Structured figure records
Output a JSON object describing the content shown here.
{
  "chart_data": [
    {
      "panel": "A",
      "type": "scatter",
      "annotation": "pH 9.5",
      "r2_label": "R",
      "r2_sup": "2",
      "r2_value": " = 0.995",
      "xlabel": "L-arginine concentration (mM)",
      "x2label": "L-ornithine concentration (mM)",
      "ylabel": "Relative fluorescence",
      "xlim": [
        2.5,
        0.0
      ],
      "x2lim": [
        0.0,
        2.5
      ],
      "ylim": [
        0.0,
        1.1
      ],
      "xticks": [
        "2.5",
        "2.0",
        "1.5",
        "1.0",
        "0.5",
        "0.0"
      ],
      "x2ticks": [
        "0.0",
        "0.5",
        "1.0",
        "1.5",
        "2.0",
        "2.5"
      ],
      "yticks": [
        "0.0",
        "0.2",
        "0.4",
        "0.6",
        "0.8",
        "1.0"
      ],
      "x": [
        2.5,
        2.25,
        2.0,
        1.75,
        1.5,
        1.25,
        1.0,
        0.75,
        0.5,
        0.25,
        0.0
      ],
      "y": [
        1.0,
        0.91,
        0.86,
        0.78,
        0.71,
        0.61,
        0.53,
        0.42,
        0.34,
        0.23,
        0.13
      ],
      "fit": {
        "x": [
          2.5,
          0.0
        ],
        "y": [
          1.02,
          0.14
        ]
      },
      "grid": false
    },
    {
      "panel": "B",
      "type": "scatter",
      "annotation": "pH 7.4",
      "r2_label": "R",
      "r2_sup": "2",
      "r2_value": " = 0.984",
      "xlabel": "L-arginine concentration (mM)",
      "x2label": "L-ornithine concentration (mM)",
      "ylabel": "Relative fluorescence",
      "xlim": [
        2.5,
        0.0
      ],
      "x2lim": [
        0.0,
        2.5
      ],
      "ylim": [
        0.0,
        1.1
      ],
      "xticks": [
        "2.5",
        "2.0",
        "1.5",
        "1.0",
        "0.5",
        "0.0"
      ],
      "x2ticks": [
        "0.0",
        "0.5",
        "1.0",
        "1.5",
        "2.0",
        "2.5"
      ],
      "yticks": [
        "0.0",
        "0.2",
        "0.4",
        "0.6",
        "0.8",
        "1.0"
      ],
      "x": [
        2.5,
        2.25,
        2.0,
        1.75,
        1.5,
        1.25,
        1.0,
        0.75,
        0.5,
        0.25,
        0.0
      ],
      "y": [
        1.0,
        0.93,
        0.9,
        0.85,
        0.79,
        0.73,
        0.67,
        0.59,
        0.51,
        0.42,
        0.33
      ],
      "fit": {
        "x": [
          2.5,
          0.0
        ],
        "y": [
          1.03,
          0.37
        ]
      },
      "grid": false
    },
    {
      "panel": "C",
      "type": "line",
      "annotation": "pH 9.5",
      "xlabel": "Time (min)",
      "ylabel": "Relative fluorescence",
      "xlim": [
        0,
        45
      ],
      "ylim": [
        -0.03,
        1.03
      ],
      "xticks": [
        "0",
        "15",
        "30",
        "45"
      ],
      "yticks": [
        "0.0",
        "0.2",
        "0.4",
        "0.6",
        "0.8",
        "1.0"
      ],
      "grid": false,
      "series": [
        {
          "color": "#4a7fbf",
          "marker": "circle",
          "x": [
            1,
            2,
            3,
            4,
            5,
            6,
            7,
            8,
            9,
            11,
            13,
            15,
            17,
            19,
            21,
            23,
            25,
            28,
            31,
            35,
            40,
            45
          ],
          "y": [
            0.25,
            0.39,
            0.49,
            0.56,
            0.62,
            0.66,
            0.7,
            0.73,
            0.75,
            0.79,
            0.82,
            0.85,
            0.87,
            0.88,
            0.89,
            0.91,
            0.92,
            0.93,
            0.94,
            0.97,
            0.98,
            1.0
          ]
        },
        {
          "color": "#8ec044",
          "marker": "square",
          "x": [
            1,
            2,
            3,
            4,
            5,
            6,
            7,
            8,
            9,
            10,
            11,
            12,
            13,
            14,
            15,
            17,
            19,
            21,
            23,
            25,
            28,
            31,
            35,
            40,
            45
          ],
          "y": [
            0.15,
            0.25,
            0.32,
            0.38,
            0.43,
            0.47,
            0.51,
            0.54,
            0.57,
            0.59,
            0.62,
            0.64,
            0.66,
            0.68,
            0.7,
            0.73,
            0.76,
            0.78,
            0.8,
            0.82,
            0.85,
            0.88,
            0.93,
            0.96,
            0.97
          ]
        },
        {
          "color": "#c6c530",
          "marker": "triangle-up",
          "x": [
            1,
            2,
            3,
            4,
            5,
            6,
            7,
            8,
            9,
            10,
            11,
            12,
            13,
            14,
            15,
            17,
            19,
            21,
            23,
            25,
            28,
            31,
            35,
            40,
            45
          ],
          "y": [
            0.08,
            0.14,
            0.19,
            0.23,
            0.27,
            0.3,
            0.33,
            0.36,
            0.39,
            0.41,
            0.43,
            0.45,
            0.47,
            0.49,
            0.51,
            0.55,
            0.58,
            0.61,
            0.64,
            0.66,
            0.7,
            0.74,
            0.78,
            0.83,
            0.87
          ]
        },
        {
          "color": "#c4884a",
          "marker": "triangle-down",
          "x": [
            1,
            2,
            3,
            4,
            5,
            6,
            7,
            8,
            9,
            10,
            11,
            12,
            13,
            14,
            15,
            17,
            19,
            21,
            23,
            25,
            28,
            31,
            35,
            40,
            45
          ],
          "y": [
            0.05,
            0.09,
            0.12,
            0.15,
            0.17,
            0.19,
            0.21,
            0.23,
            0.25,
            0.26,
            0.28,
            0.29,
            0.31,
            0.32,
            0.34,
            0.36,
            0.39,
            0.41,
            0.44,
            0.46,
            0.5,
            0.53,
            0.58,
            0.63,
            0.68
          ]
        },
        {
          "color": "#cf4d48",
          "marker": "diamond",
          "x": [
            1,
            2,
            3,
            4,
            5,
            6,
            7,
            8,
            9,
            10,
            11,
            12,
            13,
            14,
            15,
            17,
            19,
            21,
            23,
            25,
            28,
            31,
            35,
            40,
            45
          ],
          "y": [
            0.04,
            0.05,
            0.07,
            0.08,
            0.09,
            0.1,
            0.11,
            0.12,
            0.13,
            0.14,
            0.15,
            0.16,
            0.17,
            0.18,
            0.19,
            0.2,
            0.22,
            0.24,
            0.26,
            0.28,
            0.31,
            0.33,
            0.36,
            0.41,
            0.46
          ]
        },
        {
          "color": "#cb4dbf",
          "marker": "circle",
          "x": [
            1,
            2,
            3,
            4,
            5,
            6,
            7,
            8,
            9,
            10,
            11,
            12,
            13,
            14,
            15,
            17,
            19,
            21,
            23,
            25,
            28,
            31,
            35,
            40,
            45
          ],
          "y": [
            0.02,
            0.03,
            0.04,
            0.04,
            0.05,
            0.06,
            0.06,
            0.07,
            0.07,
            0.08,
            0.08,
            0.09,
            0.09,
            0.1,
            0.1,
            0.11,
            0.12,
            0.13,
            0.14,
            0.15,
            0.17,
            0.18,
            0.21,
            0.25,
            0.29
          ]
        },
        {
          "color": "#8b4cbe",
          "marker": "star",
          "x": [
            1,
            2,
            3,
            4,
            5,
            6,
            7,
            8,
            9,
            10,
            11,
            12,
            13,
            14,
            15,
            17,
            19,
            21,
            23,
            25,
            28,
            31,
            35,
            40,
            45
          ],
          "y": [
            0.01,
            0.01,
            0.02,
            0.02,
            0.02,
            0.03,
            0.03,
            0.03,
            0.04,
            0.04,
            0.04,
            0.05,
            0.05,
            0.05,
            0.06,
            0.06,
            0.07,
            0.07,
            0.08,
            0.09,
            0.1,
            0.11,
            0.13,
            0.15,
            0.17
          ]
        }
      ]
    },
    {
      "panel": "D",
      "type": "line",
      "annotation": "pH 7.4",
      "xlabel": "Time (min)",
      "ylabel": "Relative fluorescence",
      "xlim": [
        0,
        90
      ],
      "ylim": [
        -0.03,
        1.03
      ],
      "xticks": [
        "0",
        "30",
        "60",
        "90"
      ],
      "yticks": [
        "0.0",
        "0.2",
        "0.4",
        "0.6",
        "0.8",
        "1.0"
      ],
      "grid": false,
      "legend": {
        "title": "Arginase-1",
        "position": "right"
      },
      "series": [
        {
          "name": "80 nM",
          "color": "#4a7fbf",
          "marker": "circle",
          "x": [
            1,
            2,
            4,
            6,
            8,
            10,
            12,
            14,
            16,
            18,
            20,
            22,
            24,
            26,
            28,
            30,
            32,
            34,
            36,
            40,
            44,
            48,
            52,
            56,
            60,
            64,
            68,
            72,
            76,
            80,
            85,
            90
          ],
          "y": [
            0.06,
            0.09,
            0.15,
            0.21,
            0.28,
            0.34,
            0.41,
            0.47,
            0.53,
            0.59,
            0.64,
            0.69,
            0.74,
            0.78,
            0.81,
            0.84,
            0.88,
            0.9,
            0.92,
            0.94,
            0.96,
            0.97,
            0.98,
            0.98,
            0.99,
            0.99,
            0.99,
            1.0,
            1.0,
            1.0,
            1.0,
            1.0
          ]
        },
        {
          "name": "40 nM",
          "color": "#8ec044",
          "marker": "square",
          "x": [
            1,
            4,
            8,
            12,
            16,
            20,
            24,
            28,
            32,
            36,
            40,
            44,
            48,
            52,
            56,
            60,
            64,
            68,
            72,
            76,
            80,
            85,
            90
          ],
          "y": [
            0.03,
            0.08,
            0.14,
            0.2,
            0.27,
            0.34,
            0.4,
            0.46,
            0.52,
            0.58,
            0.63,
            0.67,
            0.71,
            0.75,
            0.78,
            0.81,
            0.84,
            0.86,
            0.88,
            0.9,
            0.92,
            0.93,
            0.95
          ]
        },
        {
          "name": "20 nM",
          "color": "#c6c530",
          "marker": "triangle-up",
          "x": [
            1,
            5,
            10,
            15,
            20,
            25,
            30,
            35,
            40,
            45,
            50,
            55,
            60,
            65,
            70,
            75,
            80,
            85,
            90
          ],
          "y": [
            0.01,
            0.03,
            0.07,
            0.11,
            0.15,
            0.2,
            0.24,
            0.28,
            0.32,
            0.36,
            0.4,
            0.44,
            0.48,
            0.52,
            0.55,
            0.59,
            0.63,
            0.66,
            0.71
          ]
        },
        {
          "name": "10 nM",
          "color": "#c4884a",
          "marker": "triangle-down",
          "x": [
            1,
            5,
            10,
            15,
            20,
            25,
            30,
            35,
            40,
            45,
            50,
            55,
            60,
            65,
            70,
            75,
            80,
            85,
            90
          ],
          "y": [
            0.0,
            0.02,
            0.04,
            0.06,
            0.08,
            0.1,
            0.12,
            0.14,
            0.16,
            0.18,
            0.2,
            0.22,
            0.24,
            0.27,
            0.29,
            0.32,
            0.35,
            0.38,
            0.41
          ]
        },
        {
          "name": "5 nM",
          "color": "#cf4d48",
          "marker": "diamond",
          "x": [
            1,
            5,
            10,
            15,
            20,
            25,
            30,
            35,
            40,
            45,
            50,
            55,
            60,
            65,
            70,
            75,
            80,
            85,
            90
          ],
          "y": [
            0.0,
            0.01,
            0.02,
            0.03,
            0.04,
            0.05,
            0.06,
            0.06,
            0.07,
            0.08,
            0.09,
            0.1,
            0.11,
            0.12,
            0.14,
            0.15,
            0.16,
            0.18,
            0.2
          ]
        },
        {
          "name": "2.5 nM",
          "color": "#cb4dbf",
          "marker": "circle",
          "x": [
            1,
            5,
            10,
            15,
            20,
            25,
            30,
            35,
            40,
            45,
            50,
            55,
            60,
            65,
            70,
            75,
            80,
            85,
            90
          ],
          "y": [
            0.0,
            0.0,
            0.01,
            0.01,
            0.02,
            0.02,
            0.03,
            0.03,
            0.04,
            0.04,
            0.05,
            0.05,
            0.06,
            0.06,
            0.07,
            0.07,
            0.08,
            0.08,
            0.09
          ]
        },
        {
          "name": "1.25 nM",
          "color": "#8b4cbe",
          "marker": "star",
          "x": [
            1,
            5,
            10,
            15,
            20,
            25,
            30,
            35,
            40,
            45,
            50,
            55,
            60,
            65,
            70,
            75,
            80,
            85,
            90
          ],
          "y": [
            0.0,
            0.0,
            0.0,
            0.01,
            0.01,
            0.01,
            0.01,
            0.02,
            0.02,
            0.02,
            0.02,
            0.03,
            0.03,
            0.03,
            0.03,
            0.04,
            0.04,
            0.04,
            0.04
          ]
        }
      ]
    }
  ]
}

EXERCISE REQUIREMENTS
In the entries above, find each line with the word "name" and copy it.

RESULT FOR THIS TASK
          "name": "80 nM",
          "name": "40 nM",
          "name": "20 nM",
          "name": "10 nM",
          "name": "5 nM",
          "name": "2.5 nM",
          "name": "1.25 nM",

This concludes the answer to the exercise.